- _SET PROBLEM_
Copy out all lines in the data below containing the string "this".

══ ITEMS ══

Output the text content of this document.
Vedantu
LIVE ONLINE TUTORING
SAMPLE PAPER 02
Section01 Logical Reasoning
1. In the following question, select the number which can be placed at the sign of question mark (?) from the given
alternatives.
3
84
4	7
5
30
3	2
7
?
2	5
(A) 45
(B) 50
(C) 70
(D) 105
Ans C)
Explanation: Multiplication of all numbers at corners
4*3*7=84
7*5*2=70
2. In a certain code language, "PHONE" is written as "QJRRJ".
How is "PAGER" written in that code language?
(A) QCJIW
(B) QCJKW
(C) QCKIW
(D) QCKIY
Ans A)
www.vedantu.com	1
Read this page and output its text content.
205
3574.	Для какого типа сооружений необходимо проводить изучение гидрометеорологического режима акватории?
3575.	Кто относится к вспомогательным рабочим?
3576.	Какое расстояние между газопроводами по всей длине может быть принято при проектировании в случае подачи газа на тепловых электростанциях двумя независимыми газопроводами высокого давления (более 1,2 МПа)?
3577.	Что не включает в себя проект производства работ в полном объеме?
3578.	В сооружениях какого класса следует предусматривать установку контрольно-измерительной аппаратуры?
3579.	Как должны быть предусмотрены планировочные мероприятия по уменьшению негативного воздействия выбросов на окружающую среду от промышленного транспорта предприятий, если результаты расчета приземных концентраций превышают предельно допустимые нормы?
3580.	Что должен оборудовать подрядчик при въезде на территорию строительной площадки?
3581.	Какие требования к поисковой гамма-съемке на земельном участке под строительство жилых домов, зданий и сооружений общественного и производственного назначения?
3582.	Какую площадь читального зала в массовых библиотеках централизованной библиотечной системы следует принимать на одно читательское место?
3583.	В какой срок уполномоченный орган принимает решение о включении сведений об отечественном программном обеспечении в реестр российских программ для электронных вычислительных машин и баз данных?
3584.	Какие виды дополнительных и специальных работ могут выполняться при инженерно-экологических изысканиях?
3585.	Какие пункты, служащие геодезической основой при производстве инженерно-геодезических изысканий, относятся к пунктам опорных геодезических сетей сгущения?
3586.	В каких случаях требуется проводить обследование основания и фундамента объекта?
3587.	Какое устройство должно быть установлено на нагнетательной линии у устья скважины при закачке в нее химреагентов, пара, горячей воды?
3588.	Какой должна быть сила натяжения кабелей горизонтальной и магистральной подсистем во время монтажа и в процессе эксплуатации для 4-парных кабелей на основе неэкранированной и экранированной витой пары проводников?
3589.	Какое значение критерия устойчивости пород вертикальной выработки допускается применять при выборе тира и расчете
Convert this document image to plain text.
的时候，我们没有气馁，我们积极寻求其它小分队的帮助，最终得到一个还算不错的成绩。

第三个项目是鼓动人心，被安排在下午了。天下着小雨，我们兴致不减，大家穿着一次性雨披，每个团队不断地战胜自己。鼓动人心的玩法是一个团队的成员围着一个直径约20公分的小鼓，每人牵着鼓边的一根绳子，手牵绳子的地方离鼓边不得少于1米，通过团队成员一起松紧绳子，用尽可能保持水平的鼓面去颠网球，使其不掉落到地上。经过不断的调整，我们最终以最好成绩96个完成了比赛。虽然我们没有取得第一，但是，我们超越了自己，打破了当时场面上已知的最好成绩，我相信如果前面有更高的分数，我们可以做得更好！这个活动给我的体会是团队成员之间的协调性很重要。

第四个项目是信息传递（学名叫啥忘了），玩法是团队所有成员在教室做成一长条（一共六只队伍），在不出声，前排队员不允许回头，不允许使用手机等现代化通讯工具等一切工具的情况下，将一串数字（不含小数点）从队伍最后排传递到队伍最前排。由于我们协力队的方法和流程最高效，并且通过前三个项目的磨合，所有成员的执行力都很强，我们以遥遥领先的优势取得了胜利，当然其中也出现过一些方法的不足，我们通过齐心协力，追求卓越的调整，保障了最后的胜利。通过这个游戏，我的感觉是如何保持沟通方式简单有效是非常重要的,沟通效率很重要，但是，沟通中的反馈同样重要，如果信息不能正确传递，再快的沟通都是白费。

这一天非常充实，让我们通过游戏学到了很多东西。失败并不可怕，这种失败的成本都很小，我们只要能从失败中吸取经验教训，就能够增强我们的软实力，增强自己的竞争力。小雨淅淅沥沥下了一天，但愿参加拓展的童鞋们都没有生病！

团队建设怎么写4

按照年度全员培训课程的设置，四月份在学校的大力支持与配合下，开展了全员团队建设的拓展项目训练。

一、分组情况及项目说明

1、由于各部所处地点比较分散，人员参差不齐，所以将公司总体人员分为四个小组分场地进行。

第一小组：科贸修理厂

═══

- _WRITTEN REPLY_
Output the text content of this document.
Read this page and output its text content.
Convert this document image to plain text.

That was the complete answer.